(Entries with figure data)
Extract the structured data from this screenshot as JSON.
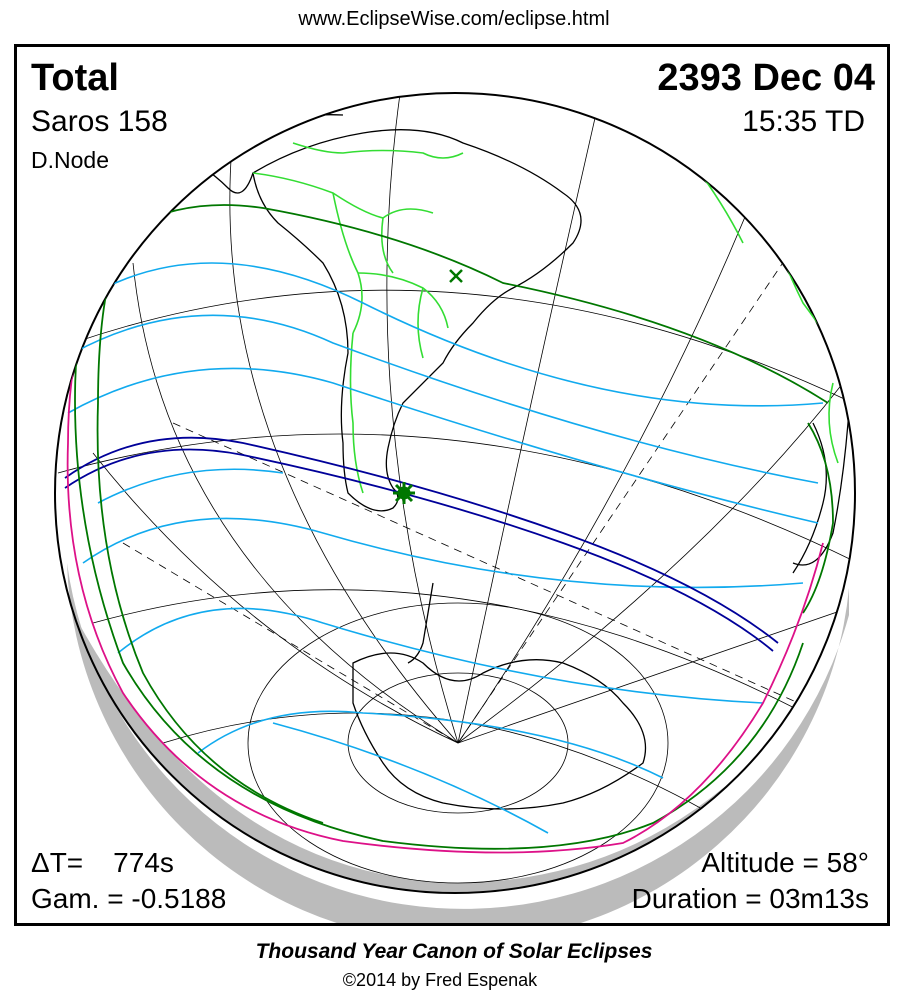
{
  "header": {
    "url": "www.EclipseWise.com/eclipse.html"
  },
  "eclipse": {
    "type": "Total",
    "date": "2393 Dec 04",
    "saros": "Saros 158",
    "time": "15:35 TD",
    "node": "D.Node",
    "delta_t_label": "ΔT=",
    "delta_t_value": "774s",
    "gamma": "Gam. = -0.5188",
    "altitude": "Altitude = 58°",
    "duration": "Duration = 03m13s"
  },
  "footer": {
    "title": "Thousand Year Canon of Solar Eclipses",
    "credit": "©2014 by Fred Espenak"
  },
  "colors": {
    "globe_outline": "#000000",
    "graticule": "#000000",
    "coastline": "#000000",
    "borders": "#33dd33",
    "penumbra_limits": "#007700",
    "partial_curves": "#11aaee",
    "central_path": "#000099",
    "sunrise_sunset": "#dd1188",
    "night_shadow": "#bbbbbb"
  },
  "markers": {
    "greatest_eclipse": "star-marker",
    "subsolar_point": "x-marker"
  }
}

* [Exercise requirements]:
Using the records above, output their complete text exactly, minus any images.

* [Output for this exercise]:
Extract the structured data from this screenshot as JSON.
{
  "header": {
    "url": "www.EclipseWise.com/eclipse.html"
  },
  "eclipse": {
    "type": "Total",
    "date": "2393 Dec 04",
    "saros": "Saros 158",
    "time": "15:35 TD",
    "node": "D.Node",
    "delta_t_label": "ΔT=",
    "delta_t_value": "774s",
    "gamma": "Gam. = -0.5188",
    "altitude": "Altitude = 58°",
    "duration": "Duration = 03m13s"
  },
  "footer": {
    "title": "Thousand Year Canon of Solar Eclipses",
    "credit": "©2014 by Fred Espenak"
  },
  "colors": {
    "globe_outline": "#000000",
    "graticule": "#000000",
    "coastline": "#000000",
    "borders": "#33dd33",
    "penumbra_limits": "#007700",
    "partial_curves": "#11aaee",
    "central_path": "#000099",
    "sunrise_sunset": "#dd1188",
    "night_shadow": "#bbbbbb"
  },
  "markers": {
    "greatest_eclipse": "star-marker",
    "subsolar_point": "x-marker"
  }
}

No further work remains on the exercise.